#### The problem:
Show each line that has the string "road" in it.
# # # #
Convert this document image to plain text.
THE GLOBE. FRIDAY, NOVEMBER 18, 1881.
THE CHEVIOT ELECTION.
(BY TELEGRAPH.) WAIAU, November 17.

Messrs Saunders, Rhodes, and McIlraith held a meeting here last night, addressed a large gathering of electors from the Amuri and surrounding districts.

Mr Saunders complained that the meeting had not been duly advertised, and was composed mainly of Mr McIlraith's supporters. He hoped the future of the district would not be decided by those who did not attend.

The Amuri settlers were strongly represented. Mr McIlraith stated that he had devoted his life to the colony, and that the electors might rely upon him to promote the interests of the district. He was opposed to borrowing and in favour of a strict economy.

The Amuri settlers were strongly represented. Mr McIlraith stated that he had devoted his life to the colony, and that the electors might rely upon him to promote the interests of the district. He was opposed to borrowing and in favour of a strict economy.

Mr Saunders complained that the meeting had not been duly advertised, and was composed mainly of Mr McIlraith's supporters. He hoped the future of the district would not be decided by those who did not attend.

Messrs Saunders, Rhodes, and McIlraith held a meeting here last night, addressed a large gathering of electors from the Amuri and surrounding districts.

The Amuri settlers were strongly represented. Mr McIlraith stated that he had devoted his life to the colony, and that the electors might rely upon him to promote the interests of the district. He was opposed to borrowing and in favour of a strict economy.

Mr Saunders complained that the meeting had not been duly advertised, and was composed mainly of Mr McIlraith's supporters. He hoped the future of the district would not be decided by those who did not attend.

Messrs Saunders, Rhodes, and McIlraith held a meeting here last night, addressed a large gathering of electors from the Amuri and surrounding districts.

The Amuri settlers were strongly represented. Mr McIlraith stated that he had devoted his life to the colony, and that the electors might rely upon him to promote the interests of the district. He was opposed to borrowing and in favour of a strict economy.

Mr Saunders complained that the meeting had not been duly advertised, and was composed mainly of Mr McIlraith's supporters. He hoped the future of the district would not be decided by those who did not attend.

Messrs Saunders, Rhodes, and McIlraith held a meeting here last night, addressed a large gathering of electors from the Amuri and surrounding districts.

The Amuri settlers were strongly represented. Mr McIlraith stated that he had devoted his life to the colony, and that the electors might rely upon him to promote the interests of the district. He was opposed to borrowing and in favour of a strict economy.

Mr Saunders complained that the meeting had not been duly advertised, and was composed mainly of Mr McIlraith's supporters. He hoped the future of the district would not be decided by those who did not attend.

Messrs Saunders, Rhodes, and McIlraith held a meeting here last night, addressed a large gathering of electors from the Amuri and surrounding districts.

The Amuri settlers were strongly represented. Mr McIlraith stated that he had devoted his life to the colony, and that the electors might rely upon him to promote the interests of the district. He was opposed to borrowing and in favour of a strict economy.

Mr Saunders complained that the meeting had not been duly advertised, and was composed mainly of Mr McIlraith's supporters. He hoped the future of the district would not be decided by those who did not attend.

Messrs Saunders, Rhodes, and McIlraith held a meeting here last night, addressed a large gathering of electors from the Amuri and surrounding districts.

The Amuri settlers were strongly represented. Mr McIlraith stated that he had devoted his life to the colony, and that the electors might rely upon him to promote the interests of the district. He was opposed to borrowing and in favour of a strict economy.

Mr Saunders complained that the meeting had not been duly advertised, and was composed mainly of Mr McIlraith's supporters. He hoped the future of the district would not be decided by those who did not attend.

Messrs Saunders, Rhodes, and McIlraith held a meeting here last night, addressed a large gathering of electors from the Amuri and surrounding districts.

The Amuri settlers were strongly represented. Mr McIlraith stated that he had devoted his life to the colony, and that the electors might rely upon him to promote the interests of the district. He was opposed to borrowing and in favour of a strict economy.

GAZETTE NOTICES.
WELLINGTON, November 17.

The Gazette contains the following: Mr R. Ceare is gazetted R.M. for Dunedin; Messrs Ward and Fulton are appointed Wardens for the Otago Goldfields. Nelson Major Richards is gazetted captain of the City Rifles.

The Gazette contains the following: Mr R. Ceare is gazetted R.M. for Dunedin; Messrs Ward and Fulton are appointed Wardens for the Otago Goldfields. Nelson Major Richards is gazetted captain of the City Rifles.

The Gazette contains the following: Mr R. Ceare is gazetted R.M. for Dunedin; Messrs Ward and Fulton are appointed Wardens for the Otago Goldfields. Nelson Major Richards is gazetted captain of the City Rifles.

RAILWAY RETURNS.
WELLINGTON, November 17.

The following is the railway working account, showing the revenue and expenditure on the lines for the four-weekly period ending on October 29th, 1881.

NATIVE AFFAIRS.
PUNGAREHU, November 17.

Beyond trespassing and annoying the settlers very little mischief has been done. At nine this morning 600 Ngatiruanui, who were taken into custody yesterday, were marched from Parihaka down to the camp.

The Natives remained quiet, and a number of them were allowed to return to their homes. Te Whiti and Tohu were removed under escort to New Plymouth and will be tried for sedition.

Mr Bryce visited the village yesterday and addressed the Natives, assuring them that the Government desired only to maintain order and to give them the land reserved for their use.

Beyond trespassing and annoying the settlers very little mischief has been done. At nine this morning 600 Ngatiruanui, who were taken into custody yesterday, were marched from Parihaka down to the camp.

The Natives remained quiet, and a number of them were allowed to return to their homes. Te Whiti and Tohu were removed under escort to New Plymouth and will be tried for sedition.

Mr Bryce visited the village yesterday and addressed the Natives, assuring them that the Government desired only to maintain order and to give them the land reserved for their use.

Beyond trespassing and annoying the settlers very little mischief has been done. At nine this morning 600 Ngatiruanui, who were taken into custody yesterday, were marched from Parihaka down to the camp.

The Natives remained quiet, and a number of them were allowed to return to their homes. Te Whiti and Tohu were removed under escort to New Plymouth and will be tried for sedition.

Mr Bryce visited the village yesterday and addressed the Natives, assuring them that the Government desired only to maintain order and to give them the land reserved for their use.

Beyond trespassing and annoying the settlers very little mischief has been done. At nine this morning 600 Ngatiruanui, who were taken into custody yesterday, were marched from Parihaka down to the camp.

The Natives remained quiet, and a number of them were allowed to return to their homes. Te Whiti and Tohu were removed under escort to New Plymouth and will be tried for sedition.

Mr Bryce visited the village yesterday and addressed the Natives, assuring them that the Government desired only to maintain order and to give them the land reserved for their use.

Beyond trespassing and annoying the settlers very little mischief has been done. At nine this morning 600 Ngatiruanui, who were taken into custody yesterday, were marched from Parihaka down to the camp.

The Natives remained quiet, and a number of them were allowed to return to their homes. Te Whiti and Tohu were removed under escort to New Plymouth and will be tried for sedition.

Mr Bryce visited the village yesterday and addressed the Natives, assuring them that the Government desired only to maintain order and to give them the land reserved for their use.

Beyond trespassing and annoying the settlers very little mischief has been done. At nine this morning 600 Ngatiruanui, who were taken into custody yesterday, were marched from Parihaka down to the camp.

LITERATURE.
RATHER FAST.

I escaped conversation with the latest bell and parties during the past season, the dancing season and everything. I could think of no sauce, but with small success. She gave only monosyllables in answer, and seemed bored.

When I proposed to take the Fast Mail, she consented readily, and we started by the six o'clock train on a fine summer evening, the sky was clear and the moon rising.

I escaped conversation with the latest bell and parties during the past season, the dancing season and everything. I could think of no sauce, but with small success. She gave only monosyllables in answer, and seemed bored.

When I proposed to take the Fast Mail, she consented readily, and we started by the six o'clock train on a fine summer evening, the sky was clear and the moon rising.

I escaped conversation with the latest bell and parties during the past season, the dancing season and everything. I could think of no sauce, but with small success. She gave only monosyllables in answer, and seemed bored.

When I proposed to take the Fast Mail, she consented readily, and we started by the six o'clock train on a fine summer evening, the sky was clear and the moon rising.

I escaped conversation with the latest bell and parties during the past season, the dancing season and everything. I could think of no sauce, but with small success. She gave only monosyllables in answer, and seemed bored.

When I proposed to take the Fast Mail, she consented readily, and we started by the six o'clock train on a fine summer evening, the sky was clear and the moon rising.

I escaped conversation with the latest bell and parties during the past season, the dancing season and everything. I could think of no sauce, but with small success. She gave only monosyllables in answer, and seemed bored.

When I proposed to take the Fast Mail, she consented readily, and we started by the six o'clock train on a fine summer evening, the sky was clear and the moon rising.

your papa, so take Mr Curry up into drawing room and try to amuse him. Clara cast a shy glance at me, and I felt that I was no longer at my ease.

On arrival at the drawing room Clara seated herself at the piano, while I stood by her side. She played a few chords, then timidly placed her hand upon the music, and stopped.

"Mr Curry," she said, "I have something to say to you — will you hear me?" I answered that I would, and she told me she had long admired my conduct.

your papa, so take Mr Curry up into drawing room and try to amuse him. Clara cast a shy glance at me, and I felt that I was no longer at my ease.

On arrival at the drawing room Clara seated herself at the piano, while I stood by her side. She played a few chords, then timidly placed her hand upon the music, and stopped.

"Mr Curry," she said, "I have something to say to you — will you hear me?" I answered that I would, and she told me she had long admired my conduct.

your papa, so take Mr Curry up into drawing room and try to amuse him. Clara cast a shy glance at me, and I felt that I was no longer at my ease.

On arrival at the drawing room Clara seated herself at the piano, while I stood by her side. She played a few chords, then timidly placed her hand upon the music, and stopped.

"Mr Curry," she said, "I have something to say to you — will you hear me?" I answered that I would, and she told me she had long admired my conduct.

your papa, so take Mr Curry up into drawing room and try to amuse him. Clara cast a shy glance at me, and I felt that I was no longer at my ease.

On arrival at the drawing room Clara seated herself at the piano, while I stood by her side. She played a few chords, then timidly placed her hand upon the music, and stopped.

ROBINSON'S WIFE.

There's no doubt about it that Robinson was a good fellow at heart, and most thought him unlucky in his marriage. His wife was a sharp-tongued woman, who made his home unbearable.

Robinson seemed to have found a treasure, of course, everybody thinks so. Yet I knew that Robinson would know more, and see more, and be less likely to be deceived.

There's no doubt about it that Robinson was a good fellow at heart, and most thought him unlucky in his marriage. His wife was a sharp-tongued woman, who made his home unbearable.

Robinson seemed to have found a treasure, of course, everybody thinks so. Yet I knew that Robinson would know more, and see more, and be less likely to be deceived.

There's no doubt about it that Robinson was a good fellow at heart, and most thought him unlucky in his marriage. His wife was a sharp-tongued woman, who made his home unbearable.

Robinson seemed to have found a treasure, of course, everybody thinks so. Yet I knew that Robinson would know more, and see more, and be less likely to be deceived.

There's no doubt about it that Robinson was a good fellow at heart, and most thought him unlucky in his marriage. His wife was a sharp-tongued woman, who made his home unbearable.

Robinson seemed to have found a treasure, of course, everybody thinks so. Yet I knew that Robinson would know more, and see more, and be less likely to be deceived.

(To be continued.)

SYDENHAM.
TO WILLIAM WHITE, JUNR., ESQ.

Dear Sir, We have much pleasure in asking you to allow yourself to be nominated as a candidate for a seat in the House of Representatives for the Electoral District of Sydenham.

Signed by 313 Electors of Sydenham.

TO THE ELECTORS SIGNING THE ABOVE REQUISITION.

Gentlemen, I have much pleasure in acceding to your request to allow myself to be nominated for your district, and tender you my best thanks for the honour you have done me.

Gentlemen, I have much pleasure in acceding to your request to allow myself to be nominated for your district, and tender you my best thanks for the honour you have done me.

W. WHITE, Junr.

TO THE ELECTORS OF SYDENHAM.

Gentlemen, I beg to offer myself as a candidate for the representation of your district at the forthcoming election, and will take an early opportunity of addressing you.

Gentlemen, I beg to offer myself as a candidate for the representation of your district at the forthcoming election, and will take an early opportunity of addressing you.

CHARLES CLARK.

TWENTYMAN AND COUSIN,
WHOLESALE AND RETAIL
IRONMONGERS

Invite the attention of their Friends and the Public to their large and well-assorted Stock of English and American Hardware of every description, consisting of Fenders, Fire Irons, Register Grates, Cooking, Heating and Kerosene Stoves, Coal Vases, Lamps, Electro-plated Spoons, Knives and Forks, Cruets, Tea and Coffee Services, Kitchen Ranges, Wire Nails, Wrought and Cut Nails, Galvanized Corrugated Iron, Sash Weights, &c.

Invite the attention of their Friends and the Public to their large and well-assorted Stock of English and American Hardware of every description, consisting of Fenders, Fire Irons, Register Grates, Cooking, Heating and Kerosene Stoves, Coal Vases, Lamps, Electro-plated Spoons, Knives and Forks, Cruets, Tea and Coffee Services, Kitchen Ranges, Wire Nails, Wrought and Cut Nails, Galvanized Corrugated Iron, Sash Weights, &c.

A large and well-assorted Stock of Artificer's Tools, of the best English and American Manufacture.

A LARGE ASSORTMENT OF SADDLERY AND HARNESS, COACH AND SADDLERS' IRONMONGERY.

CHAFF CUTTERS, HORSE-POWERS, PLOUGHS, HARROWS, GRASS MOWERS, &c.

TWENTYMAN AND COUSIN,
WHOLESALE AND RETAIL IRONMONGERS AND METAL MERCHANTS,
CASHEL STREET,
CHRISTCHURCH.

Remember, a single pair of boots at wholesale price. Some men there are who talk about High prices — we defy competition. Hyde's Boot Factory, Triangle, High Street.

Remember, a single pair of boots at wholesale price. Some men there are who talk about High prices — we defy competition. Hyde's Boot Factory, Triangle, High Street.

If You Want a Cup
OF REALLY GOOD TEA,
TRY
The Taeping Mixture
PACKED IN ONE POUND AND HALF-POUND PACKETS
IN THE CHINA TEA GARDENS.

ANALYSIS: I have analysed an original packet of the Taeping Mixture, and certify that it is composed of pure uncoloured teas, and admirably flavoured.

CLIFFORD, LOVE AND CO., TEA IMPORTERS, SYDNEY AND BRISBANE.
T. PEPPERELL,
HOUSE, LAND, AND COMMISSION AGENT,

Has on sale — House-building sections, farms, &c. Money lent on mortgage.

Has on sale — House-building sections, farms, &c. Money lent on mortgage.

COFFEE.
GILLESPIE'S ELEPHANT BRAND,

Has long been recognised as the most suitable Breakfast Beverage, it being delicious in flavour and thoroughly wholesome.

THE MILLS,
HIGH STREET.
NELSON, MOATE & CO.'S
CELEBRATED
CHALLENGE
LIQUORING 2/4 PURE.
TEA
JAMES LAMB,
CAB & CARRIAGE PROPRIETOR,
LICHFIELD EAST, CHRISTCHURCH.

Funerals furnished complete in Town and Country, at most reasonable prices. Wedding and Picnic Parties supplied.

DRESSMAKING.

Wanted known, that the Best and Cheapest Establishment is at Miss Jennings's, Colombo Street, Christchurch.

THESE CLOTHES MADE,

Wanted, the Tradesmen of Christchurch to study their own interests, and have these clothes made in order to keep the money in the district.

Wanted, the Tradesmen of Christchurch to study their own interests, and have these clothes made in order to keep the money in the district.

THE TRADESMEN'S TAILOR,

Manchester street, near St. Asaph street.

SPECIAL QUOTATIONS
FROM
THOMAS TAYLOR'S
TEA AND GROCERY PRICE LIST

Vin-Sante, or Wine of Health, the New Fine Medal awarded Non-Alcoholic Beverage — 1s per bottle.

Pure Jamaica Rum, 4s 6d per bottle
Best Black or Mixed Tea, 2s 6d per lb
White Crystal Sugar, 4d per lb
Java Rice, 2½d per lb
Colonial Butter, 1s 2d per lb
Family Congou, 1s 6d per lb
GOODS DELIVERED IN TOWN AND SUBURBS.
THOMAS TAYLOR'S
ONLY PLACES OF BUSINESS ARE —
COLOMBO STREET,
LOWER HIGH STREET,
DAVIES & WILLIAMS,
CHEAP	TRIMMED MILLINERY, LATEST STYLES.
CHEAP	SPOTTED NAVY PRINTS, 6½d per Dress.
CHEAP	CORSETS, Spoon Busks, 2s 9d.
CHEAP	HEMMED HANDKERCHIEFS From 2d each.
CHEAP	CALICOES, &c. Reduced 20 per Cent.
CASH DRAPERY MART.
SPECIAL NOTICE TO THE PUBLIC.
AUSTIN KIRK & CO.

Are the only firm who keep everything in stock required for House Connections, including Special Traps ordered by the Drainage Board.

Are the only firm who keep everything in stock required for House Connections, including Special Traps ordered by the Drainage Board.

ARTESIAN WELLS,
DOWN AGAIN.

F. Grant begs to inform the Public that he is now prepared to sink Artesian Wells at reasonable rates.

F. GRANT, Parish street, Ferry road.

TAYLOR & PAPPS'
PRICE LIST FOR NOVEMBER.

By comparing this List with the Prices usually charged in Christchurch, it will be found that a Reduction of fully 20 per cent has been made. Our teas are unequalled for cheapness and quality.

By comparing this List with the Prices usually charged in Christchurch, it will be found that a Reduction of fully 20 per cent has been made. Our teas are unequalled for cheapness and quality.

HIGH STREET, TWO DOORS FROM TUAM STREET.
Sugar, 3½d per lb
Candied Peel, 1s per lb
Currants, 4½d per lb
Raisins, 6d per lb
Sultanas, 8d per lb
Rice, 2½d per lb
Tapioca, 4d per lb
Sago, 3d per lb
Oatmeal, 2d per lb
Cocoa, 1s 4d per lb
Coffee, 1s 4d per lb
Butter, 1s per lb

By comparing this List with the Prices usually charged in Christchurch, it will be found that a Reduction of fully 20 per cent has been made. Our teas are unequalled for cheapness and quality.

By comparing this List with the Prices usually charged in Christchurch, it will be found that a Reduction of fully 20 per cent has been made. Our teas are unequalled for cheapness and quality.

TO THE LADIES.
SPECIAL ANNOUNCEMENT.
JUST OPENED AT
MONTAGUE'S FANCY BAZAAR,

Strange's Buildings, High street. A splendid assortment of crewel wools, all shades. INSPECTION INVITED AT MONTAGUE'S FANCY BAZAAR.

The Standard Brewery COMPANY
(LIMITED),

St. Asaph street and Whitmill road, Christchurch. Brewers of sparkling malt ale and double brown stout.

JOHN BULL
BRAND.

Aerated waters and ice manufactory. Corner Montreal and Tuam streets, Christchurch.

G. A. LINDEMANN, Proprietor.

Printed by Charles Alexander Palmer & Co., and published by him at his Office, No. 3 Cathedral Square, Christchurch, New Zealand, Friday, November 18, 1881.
# # # #
#### Response:
F. GRANT, Parish street, Ferry road.
St. Asaph street and Whitmill road, Christchurch. Brewers of sparkling malt ale and double brown stout.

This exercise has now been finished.